§ Dataset rows about figures:
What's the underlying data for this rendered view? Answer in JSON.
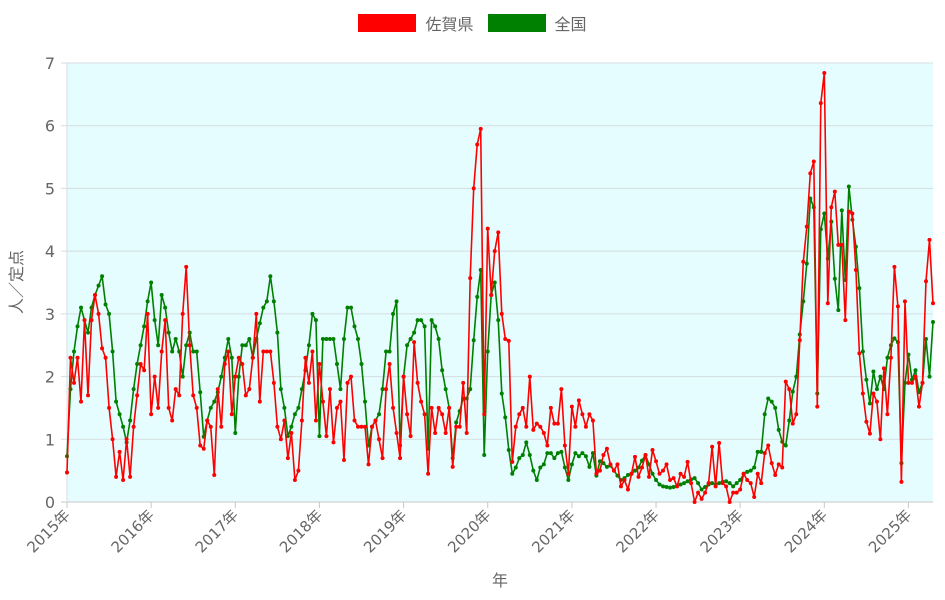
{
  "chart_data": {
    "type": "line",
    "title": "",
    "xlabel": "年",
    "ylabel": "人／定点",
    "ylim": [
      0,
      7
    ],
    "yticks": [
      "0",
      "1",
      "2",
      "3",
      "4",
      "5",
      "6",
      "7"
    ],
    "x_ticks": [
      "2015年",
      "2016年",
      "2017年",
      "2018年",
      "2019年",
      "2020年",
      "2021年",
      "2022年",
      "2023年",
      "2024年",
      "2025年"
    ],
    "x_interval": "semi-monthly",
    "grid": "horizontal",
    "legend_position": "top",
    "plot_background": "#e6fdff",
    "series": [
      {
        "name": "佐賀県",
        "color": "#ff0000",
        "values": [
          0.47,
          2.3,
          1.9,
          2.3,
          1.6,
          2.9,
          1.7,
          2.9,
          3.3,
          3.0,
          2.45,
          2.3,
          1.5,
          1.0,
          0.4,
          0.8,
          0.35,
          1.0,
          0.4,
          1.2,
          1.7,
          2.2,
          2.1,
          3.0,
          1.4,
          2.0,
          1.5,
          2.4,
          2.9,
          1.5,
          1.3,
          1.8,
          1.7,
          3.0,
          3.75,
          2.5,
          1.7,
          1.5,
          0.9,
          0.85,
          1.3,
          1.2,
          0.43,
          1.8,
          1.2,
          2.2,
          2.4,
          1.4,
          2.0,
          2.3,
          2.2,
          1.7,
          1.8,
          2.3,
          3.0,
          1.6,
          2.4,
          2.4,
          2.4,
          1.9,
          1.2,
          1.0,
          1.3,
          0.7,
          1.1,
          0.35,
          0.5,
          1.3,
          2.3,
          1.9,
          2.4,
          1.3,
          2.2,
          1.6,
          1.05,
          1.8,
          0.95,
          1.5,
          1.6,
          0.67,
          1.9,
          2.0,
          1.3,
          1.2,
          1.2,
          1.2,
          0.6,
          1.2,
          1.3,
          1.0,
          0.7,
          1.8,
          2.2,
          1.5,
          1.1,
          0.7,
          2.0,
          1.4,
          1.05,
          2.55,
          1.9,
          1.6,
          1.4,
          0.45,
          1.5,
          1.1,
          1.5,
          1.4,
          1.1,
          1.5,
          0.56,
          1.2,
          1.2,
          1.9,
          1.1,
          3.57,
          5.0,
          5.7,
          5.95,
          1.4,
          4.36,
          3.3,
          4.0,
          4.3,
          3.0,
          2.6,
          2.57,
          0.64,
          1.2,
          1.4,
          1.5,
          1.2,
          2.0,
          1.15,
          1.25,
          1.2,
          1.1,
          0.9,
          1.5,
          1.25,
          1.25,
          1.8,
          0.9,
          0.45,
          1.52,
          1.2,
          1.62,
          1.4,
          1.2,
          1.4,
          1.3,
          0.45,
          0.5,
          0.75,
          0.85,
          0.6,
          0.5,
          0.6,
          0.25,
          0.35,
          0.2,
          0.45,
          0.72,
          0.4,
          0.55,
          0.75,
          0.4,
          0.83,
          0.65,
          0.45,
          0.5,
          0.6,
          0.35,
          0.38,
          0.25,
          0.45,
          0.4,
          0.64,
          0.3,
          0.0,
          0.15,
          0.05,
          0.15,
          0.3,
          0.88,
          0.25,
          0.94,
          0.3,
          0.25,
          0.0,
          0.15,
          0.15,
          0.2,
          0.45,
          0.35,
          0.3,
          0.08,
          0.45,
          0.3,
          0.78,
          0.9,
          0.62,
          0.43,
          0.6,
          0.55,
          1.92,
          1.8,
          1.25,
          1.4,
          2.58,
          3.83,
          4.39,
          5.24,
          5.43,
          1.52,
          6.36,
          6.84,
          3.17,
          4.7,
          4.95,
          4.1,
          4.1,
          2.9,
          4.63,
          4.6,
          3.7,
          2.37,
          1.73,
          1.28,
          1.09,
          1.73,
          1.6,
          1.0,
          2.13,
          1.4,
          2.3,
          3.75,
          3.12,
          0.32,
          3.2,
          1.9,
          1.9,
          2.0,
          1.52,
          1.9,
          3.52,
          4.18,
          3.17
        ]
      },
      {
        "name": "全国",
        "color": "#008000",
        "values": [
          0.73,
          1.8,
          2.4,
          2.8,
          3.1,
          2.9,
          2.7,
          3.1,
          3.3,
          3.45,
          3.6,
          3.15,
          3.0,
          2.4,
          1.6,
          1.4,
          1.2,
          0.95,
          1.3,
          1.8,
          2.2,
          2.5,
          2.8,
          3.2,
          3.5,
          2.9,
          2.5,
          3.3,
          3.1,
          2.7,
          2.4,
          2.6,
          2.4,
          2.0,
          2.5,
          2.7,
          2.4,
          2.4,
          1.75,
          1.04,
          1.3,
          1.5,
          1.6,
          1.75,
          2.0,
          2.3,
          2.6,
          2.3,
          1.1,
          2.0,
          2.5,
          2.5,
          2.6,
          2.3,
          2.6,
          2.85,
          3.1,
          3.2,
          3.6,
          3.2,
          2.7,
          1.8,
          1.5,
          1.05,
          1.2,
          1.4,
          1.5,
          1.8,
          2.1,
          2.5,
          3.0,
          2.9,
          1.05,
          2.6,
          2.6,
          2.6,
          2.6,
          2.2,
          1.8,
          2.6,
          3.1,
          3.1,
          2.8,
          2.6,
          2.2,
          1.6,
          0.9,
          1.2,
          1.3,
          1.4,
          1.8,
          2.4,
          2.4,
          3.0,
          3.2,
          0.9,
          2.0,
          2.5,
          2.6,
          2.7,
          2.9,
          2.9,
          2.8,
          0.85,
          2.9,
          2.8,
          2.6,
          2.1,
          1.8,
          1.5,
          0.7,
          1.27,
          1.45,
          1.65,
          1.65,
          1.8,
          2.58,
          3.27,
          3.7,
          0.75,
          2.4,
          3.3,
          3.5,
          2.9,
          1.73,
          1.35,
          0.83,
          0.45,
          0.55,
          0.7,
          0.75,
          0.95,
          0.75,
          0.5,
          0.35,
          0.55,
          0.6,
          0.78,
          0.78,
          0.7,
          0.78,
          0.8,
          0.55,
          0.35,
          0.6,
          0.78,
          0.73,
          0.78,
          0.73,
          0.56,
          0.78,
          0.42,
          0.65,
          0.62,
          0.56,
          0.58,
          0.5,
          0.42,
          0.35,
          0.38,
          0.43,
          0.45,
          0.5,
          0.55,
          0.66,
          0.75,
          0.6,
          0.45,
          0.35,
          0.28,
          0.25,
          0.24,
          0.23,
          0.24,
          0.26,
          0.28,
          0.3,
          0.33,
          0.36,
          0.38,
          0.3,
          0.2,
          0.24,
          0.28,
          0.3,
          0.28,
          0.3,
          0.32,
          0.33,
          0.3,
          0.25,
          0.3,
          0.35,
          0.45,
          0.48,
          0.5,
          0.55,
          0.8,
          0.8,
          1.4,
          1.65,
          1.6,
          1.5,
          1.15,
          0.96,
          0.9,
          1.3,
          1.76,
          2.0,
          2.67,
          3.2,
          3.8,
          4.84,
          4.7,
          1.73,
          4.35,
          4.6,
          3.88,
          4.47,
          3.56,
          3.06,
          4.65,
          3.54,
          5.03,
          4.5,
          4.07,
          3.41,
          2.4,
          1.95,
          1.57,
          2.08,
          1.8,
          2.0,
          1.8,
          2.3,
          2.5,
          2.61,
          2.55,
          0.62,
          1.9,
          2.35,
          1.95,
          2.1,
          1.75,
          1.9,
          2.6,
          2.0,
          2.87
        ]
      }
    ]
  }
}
---
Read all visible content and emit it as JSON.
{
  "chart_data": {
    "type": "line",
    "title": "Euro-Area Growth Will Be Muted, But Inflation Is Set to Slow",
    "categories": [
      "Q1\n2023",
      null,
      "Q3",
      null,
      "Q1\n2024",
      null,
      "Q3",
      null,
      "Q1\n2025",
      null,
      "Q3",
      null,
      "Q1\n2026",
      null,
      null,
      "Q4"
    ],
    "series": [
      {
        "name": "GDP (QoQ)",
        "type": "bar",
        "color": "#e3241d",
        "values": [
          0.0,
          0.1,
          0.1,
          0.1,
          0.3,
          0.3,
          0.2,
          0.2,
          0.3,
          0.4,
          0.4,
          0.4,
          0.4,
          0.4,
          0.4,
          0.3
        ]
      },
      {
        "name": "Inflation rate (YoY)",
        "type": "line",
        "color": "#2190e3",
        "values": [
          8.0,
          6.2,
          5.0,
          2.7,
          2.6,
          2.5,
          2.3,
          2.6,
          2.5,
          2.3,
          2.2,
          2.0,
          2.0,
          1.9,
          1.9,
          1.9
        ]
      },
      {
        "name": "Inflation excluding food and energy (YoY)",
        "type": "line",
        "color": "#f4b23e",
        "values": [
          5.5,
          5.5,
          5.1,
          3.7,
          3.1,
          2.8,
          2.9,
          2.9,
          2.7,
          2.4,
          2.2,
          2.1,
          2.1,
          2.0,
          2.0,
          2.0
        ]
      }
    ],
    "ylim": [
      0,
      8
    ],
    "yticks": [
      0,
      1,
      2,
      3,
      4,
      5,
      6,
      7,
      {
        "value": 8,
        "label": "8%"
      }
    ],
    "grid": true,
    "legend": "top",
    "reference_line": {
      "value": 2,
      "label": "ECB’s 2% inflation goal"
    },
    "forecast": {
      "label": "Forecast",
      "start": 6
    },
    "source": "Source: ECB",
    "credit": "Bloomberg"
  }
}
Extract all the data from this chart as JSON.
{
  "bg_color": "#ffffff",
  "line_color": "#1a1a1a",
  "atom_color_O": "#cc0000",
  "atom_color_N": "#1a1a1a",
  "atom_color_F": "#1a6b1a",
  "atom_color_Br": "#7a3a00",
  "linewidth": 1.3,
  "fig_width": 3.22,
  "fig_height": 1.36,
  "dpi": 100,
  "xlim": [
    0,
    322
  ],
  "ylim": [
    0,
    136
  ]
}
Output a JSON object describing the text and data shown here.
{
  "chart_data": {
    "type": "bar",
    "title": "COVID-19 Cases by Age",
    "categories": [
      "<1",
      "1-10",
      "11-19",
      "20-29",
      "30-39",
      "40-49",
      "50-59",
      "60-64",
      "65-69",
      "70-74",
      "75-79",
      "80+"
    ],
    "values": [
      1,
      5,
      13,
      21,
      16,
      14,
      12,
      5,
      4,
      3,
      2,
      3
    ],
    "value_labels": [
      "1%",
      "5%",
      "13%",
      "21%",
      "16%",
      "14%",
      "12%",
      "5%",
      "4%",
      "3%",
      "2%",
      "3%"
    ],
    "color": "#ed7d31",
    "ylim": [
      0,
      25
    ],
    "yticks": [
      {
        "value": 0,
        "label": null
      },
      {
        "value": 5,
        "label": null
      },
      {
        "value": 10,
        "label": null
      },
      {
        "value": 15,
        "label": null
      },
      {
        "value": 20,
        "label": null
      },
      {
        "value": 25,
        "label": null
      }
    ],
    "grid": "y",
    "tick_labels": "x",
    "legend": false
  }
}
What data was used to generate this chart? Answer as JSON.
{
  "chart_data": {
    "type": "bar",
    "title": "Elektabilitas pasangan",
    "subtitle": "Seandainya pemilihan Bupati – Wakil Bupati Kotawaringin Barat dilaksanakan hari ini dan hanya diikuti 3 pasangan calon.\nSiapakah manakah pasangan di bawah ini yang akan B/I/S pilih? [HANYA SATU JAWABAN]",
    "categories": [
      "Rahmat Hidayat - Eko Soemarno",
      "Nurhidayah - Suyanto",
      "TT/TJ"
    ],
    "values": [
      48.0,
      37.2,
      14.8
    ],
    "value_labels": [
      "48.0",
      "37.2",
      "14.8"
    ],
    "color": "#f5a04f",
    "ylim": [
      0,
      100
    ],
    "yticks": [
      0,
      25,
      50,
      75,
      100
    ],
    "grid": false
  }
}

§ Aim: Show, from the listing above, each line that contains the word "name".

§ Correct answer:
        "name": "佐賀県",
        "name": "全国",
        "name": "GDP (QoQ)",
        "name": "Inflation rate (YoY)",
        "name": "Inflation excluding food and energy (YoY)",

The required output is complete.